* Start SOURCE MATERIAL *
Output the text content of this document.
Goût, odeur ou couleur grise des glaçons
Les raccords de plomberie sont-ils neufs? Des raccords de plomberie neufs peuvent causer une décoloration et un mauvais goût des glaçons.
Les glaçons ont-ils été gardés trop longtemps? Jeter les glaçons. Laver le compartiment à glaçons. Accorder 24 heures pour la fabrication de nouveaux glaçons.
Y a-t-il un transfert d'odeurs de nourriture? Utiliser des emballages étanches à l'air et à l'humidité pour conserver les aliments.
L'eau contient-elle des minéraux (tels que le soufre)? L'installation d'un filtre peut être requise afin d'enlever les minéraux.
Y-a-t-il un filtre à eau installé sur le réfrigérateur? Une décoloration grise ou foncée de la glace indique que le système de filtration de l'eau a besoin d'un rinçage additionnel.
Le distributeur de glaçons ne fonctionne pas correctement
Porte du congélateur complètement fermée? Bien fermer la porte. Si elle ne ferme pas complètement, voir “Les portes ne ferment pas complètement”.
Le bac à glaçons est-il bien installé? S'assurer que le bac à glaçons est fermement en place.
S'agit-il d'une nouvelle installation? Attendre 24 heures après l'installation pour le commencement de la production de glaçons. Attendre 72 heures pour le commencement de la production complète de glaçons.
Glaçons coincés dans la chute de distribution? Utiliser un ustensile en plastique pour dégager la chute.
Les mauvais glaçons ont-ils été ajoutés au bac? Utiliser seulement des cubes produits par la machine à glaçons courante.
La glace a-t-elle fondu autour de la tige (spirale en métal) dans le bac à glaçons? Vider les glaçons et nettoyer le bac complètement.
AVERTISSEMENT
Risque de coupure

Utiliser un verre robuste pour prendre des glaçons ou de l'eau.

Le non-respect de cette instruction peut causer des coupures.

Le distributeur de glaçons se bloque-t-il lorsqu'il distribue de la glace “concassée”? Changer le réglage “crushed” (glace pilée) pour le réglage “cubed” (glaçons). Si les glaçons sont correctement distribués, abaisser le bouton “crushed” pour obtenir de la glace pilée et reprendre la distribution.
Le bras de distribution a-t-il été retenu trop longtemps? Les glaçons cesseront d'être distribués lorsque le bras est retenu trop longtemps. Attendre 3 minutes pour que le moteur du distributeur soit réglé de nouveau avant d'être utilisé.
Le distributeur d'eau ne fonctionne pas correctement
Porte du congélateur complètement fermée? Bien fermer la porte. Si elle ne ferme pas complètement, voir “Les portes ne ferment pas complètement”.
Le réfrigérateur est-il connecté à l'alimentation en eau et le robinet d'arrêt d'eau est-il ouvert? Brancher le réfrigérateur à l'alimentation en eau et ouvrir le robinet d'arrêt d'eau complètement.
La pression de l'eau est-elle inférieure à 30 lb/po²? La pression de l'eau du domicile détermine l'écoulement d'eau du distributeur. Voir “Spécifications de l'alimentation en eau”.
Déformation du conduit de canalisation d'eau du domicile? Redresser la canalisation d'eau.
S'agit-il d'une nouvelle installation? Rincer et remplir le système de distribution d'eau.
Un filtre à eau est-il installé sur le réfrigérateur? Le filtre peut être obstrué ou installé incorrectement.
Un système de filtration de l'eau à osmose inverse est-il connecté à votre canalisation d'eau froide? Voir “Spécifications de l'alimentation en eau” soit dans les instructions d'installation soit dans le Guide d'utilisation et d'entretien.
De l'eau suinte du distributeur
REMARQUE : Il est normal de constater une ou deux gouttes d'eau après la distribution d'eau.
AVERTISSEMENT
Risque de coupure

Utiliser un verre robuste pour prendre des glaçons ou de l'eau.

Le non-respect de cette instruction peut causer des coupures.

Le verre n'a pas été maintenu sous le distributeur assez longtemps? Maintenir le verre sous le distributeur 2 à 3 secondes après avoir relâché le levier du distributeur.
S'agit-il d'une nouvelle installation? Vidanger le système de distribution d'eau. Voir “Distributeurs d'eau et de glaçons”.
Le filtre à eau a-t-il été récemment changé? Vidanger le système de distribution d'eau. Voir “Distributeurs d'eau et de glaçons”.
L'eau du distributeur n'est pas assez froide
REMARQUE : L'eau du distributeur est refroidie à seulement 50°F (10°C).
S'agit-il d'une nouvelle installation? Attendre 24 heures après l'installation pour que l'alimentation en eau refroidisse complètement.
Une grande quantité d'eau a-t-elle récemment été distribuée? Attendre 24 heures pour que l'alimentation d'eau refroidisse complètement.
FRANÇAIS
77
* End SOURCE MATERIAL *
WHAT NEEDS TO BE DONE =
Check each line of the entries above for the word "fonctionne". List the ones that have it.

CORRECT ANSWER =
Le distributeur de glaçons ne fonctionne pas correctement
Le distributeur d'eau ne fonctionne pas correctement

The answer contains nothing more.